──────── Provided data ────────

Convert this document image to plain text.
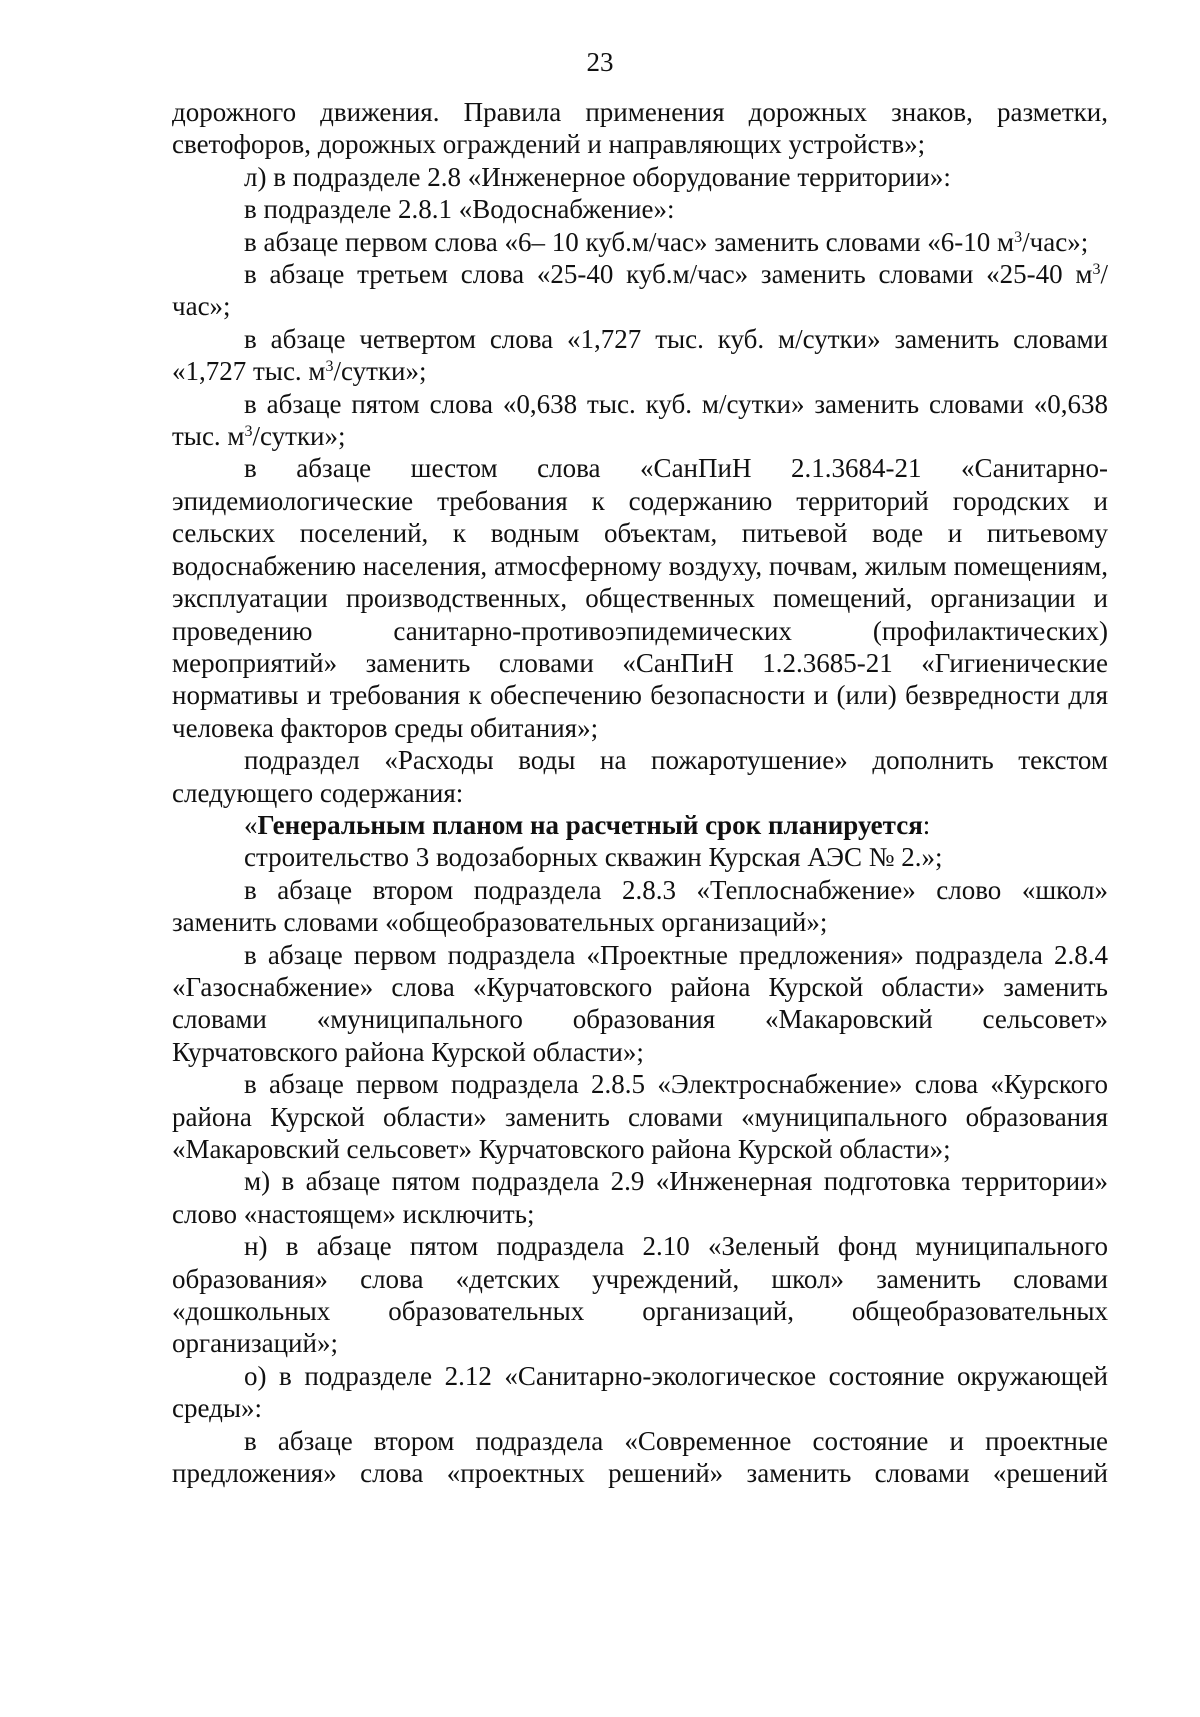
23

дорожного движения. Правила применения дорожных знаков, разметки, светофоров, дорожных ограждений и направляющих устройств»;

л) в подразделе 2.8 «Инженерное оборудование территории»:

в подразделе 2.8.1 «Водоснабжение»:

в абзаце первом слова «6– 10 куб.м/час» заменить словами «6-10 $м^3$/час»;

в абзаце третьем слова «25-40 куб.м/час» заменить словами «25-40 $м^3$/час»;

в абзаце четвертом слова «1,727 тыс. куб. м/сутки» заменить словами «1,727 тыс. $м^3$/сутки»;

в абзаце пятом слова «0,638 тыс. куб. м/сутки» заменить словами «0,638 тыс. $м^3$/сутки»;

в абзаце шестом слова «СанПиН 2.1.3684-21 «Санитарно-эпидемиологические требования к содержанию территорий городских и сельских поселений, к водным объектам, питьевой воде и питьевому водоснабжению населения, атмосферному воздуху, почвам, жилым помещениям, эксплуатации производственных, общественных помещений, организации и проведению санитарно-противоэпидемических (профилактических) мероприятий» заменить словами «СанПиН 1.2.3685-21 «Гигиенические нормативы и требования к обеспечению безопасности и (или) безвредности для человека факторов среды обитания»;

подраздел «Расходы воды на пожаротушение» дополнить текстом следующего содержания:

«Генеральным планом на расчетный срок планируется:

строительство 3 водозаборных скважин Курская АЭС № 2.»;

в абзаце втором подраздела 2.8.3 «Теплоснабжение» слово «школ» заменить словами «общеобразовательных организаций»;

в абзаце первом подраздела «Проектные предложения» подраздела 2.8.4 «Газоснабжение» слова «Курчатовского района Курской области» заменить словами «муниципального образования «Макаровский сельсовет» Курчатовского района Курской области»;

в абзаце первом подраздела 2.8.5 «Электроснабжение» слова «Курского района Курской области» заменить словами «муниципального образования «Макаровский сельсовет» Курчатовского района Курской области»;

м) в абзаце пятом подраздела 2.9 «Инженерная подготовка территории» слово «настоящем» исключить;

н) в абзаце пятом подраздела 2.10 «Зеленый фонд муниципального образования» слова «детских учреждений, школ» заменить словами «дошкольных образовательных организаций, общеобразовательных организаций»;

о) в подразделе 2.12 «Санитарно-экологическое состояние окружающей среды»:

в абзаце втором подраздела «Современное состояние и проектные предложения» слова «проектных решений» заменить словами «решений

────────

▶ _Problem statement_:
Collect the complete line wherever the string "сутки" appears in the records.

▶ _Solution_:
в абзаце четвертом слова «1,727 тыс. куб. м/сутки» заменить словами «1,727 тыс. $м^3$/сутки»;
в абзаце пятом слова «0,638 тыс. куб. м/сутки» заменить словами «0,638 тыс. $м^3$/сутки»;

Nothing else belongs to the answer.